■ **Data entries**
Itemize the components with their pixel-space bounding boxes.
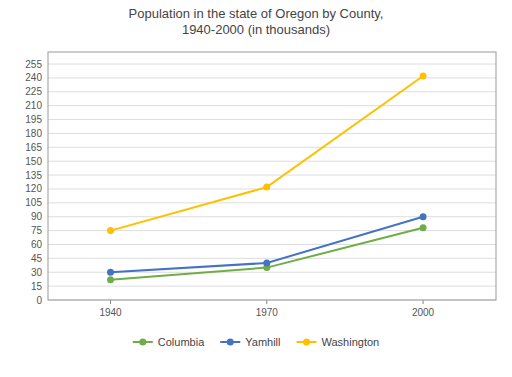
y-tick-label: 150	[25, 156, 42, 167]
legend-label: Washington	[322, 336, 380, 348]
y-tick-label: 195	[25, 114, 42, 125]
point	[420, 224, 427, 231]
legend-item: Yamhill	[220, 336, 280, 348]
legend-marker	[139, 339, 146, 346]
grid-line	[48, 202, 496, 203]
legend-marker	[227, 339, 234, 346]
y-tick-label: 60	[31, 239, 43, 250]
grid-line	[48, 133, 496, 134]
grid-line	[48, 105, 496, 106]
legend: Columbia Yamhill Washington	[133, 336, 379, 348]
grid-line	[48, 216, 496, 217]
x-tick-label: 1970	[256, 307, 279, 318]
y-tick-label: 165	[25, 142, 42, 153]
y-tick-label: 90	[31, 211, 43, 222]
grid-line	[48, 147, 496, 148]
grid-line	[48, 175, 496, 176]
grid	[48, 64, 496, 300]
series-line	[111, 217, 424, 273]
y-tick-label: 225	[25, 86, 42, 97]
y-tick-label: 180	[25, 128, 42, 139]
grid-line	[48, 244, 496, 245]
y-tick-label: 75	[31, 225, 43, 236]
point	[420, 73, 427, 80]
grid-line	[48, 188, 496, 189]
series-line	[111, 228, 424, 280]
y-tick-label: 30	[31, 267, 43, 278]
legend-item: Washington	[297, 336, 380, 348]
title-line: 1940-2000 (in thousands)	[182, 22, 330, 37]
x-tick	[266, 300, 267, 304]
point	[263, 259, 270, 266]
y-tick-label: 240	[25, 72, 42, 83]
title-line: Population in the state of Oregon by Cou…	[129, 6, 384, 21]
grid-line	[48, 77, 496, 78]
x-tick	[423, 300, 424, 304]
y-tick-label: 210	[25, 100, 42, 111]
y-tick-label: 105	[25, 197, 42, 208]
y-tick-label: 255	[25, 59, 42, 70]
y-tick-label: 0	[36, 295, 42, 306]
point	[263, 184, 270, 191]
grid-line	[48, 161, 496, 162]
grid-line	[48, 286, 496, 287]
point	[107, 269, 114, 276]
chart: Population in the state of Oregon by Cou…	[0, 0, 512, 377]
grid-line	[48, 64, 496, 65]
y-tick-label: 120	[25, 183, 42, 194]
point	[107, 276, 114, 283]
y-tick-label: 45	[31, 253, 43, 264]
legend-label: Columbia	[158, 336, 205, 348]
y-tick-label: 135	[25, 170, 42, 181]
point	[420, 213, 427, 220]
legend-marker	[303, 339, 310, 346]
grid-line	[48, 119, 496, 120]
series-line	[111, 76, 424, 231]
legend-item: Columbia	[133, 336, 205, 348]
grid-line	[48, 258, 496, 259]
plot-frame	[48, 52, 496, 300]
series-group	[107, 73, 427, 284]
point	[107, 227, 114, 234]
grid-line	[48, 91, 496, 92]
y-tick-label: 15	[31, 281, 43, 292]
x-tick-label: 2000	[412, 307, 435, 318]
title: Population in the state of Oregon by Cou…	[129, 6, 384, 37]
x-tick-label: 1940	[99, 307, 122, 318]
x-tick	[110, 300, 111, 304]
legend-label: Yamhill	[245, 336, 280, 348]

■ **The problem**
Update the data above by replacing every occurrence of "legend-marker" with "legend-swatch" and leaving everything else unchanged. Leave the picture out of your answer.

■ **Answer for this exercise**
Itemize the components with their pixel-space bounding boxes.
y-tick-label: 150	[25, 156, 42, 167]
legend-label: Washington	[322, 336, 380, 348]
y-tick-label: 195	[25, 114, 42, 125]
point	[420, 224, 427, 231]
legend-item: Yamhill	[220, 336, 280, 348]
legend-swatch	[139, 339, 146, 346]
grid-line	[48, 202, 496, 203]
legend-swatch	[227, 339, 234, 346]
y-tick-label: 60	[31, 239, 43, 250]
grid-line	[48, 133, 496, 134]
grid-line	[48, 105, 496, 106]
legend: Columbia Yamhill Washington	[133, 336, 379, 348]
grid-line	[48, 216, 496, 217]
x-tick-label: 1970	[256, 307, 279, 318]
y-tick-label: 165	[25, 142, 42, 153]
y-tick-label: 90	[31, 211, 43, 222]
grid-line	[48, 147, 496, 148]
grid-line	[48, 175, 496, 176]
grid	[48, 64, 496, 300]
series-line	[111, 217, 424, 273]
y-tick-label: 225	[25, 86, 42, 97]
y-tick-label: 180	[25, 128, 42, 139]
grid-line	[48, 244, 496, 245]
y-tick-label: 75	[31, 225, 43, 236]
point	[420, 73, 427, 80]
grid-line	[48, 188, 496, 189]
series-line	[111, 228, 424, 280]
y-tick-label: 30	[31, 267, 43, 278]
legend-item: Washington	[297, 336, 380, 348]
title-line: 1940-2000 (in thousands)	[182, 22, 330, 37]
x-tick	[266, 300, 267, 304]
point	[263, 259, 270, 266]
y-tick-label: 240	[25, 72, 42, 83]
title-line: Population in the state of Oregon by Cou…	[129, 6, 384, 21]
grid-line	[48, 77, 496, 78]
x-tick	[423, 300, 424, 304]
y-tick-label: 210	[25, 100, 42, 111]
y-tick-label: 105	[25, 197, 42, 208]
y-tick-label: 255	[25, 59, 42, 70]
y-tick-label: 0	[36, 295, 42, 306]
point	[263, 184, 270, 191]
grid-line	[48, 161, 496, 162]
grid-line	[48, 286, 496, 287]
point	[107, 269, 114, 276]
chart: Population in the state of Oregon by Cou…	[0, 0, 512, 377]
grid-line	[48, 64, 496, 65]
y-tick-label: 120	[25, 183, 42, 194]
point	[107, 276, 114, 283]
y-tick-label: 45	[31, 253, 43, 264]
legend-label: Columbia	[158, 336, 205, 348]
y-tick-label: 135	[25, 170, 42, 181]
point	[420, 213, 427, 220]
legend-swatch	[303, 339, 310, 346]
grid-line	[48, 119, 496, 120]
series-line	[111, 76, 424, 231]
legend-item: Columbia	[133, 336, 205, 348]
grid-line	[48, 258, 496, 259]
plot-frame	[48, 52, 496, 300]
series-group	[107, 73, 427, 284]
point	[107, 227, 114, 234]
grid-line	[48, 91, 496, 92]
y-tick-label: 15	[31, 281, 43, 292]
x-tick-label: 2000	[412, 307, 435, 318]
title: Population in the state of Oregon by Cou…	[129, 6, 384, 37]
x-tick-label: 1940	[99, 307, 122, 318]
x-tick	[110, 300, 111, 304]
legend-label: Yamhill	[245, 336, 280, 348]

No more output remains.